- What is required
Work out how many lines of the material below mention the word "fait"; reply with the number only.
[Start Data provided]
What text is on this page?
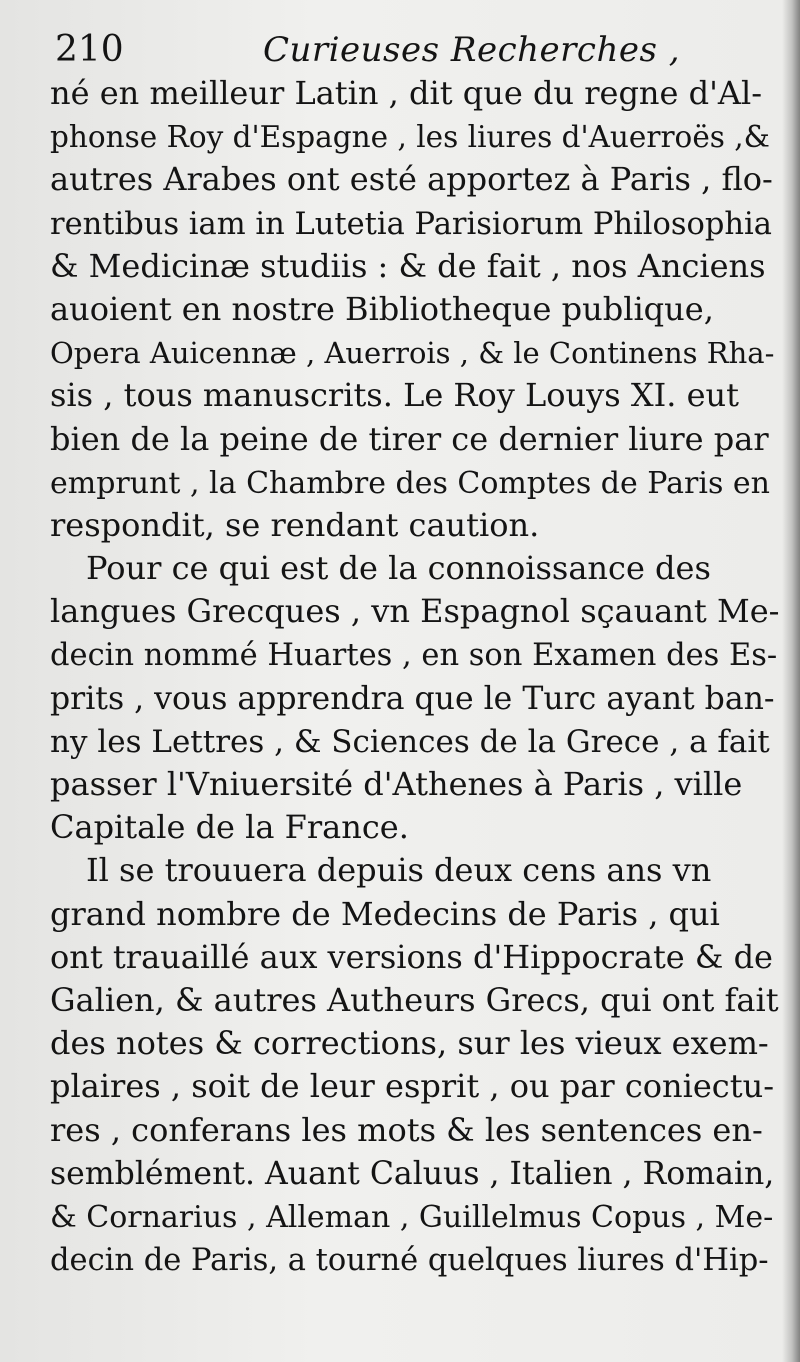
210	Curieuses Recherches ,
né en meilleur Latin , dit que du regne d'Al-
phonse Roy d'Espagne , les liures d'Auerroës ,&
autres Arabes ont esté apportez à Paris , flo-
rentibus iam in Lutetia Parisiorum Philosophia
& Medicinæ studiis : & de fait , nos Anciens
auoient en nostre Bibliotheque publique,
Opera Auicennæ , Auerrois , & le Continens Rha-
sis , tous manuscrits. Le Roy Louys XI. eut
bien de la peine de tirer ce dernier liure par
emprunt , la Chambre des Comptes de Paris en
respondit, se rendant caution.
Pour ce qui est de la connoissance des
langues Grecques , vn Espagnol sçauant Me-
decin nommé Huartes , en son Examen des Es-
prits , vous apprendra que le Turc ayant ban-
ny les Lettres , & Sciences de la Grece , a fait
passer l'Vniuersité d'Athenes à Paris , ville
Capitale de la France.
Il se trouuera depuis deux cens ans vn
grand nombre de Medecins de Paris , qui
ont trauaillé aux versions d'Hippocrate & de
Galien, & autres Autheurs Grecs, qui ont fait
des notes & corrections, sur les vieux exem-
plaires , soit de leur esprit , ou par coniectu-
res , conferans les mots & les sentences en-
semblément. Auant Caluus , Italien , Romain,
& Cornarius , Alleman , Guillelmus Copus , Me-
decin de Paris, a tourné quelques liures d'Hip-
[End Data provided]
- Reply to the exercise
3